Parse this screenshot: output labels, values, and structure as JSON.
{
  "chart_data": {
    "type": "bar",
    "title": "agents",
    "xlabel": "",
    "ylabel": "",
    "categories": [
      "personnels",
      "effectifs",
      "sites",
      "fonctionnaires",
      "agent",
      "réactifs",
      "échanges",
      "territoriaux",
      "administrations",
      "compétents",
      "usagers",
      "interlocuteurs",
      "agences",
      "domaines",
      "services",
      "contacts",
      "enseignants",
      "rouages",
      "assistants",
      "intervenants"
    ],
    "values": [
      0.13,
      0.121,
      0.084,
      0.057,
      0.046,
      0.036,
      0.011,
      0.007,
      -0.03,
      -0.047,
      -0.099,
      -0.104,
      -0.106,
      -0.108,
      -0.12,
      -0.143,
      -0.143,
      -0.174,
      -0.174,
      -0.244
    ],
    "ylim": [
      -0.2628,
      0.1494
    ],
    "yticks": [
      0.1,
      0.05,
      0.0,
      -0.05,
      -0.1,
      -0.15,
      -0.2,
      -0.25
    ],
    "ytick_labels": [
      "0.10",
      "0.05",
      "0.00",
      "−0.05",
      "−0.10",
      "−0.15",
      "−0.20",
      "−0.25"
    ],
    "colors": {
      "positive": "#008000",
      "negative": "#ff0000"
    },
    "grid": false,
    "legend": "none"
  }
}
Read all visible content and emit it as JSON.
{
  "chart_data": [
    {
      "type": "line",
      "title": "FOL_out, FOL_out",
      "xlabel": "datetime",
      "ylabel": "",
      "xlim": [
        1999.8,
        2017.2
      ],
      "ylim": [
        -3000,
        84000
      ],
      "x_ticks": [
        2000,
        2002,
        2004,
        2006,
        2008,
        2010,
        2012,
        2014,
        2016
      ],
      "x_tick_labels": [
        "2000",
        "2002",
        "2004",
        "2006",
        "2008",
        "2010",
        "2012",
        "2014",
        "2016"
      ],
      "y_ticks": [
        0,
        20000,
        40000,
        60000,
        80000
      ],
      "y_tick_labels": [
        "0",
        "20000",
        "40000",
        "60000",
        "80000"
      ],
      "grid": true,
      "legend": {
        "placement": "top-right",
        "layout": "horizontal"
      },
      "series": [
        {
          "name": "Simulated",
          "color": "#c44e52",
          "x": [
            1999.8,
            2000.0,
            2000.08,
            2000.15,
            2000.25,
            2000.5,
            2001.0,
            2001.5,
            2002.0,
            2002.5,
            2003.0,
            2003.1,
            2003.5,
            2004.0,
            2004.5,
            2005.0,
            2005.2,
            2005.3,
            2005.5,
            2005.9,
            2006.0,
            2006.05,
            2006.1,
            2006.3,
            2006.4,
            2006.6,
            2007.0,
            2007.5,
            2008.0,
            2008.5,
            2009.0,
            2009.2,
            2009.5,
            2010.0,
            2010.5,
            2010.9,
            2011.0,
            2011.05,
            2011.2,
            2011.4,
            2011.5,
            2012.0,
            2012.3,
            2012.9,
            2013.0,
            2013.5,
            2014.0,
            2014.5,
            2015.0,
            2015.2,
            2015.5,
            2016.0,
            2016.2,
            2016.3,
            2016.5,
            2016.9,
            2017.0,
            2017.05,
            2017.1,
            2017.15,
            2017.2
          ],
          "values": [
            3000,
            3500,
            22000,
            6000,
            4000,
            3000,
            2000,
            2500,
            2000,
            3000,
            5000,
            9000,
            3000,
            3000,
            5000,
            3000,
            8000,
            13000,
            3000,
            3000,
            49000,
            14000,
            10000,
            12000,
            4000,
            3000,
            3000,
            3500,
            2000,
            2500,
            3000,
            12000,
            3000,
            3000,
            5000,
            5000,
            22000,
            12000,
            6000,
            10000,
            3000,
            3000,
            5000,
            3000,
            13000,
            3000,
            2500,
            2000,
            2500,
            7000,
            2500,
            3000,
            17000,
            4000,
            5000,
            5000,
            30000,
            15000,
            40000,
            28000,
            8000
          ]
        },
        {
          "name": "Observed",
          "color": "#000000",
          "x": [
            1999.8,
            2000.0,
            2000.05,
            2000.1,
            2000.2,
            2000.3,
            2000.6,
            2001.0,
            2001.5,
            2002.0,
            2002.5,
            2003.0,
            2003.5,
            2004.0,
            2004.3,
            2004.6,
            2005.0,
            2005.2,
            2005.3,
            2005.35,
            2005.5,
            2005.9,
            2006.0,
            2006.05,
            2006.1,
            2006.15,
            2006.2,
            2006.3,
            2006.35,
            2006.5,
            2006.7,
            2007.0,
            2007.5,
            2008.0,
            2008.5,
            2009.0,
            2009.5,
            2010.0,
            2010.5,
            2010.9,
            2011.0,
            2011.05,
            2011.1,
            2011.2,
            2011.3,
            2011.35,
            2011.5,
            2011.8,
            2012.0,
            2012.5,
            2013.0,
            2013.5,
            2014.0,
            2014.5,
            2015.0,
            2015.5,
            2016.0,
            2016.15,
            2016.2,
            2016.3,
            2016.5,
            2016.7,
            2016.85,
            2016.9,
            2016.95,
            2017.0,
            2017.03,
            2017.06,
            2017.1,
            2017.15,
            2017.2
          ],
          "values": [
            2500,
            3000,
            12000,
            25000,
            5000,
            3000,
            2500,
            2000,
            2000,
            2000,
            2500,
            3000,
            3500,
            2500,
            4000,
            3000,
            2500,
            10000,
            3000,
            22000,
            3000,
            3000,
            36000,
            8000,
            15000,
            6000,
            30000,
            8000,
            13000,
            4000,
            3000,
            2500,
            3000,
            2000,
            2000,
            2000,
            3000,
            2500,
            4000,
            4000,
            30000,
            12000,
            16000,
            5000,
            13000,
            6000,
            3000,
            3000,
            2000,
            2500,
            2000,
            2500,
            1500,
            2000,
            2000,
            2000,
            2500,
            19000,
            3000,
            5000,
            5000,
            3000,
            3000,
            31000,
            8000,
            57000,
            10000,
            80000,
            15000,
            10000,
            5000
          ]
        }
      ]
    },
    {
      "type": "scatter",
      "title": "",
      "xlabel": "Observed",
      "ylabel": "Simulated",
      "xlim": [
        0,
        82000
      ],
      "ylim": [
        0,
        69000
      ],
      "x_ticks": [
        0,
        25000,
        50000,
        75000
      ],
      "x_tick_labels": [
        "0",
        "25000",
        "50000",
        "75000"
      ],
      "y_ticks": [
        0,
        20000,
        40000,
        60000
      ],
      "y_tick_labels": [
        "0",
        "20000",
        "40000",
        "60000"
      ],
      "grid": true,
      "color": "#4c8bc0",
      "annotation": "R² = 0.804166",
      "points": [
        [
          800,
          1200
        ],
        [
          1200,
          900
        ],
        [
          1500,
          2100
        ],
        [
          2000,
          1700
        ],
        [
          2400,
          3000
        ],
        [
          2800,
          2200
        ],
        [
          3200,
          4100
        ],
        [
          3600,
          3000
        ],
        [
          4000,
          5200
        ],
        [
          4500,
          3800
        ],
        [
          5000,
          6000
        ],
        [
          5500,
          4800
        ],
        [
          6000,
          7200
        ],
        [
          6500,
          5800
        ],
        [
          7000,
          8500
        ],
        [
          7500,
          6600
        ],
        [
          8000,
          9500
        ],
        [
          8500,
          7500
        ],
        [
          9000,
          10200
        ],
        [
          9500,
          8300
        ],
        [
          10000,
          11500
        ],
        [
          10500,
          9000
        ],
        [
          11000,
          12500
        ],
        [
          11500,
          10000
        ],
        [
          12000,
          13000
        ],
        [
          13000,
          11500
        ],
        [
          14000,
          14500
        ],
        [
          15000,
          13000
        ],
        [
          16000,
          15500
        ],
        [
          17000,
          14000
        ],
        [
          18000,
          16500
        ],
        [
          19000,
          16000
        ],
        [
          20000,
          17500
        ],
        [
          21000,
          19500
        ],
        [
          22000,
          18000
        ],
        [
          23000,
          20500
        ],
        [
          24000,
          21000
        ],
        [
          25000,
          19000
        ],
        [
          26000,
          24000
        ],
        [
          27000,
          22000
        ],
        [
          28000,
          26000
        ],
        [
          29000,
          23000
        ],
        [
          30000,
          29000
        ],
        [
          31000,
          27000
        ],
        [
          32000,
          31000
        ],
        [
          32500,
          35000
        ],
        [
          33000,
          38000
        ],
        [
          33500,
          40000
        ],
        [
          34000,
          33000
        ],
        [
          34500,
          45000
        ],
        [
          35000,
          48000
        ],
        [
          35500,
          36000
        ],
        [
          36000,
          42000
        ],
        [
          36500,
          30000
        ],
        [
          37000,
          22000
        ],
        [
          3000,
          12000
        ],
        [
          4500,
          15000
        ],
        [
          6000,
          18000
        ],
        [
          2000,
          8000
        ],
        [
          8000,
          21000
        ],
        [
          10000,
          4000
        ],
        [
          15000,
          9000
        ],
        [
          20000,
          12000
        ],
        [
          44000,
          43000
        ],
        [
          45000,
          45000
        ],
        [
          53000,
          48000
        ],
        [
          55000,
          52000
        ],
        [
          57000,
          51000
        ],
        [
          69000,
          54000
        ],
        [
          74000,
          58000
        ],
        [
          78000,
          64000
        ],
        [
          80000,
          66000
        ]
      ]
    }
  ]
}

-.-.-

Copy, from the material above, each line in which the string "xlabel" occurs.

__Task response__:
    "xlabel": "",
      "xlabel": "datetime",
      "xlabel": "Observed",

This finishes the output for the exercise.